● **MATERIAL FOR THE TASK**:
··········
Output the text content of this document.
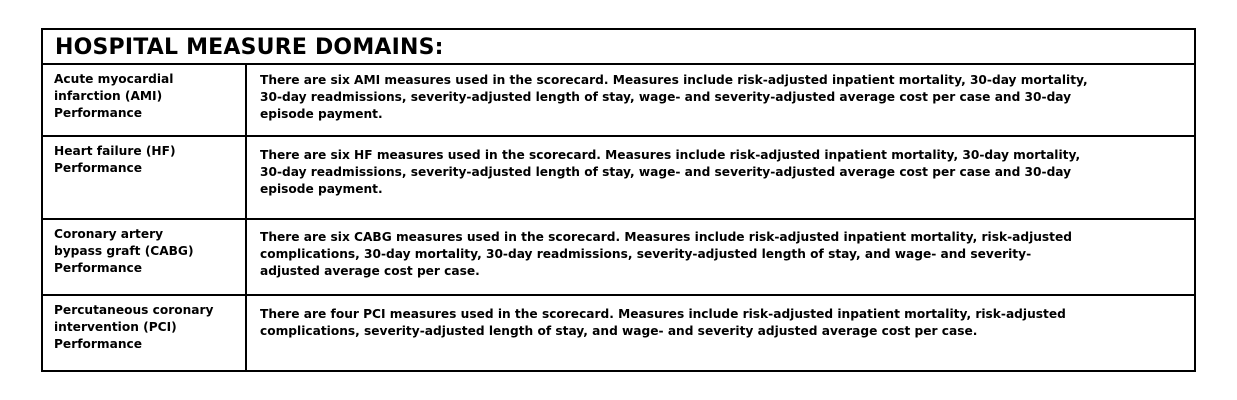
HOSPITAL MEASURE DOMAINS:
Acute myocardial
infarction (AMI)
Performance
There are six AMI measures used in the scorecard. Measures include risk-adjusted inpatient mortality, 30-day mortality,
30-day readmissions, severity-adjusted length of stay, wage- and severity-adjusted average cost per case and 30-day
episode payment.
Heart failure (HF)
Performance
There are six HF measures used in the scorecard. Measures include risk-adjusted inpatient mortality, 30-day mortality,
30-day readmissions, severity-adjusted length of stay, wage- and severity-adjusted average cost per case and 30-day
episode payment.
Coronary artery
bypass graft (CABG)
Performance
There are six CABG measures used in the scorecard. Measures include risk-adjusted inpatient mortality, risk-adjusted
complications, 30-day mortality, 30-day readmissions, severity-adjusted length of stay, and wage- and severity-
adjusted average cost per case.
Percutaneous coronary
intervention (PCI)
Performance
There are four PCI measures used in the scorecard. Measures include risk-adjusted inpatient mortality, risk-adjusted
complications, severity-adjusted length of stay, and wage- and severity adjusted average cost per case.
··········
● **SHORT EXERCISE**:
Write out all the records again, exactly, minus any pictures.

● **SOLUTION TO THIS EXERCISE**:
Output the text content of this document.
HOSPITAL MEASURE DOMAINS:
Acute myocardial
infarction (AMI)
Performance
There are six AMI measures used in the scorecard. Measures include risk-adjusted inpatient mortality, 30-day mortality,
30-day readmissions, severity-adjusted length of stay, wage- and severity-adjusted average cost per case and 30-day
episode payment.
Heart failure (HF)
Performance
There are six HF measures used in the scorecard. Measures include risk-adjusted inpatient mortality, 30-day mortality,
30-day readmissions, severity-adjusted length of stay, wage- and severity-adjusted average cost per case and 30-day
episode payment.
Coronary artery
bypass graft (CABG)
Performance
There are six CABG measures used in the scorecard. Measures include risk-adjusted inpatient mortality, risk-adjusted
complications, 30-day mortality, 30-day readmissions, severity-adjusted length of stay, and wage- and severity-
adjusted average cost per case.
Percutaneous coronary
intervention (PCI)
Performance
There are four PCI measures used in the scorecard. Measures include risk-adjusted inpatient mortality, risk-adjusted
complications, severity-adjusted length of stay, and wage- and severity adjusted average cost per case.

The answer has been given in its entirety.